◆ Task to complete
Report, word for word, every line of the material that contains "series".
*** Listing ***
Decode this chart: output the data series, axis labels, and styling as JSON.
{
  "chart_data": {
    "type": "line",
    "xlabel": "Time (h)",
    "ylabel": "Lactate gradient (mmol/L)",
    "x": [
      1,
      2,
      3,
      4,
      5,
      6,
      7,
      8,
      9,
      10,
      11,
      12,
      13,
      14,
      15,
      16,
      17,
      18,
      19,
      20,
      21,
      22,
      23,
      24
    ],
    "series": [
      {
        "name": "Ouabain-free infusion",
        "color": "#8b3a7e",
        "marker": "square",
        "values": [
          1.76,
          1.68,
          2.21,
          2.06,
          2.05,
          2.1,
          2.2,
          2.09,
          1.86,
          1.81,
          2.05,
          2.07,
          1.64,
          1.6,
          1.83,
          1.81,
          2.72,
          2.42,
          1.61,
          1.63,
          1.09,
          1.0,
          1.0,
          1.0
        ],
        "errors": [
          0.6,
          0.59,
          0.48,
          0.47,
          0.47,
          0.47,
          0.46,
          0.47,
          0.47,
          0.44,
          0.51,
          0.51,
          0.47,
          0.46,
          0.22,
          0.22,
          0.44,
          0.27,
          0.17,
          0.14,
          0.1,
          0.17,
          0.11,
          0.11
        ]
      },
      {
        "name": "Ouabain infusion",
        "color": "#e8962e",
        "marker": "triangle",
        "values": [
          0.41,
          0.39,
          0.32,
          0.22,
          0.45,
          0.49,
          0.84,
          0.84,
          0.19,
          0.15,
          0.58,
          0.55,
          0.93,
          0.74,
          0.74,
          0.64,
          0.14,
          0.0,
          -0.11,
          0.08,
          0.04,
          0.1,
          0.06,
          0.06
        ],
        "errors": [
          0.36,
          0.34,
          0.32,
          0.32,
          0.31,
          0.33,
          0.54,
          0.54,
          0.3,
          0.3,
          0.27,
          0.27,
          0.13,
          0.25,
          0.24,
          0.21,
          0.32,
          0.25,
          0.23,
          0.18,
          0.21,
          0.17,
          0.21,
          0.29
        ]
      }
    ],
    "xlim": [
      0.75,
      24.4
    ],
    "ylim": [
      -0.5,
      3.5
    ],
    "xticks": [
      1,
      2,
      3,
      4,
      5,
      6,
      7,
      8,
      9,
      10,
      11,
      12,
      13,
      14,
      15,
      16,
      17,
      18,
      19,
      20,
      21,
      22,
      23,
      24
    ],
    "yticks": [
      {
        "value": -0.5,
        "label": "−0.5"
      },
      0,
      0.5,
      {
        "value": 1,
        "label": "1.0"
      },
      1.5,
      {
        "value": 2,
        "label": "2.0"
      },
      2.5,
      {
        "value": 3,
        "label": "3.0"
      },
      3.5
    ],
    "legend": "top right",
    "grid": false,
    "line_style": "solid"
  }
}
***
◆ Reply
Decode this chart: output the data series, axis labels, and styling as JSON.
    "series": [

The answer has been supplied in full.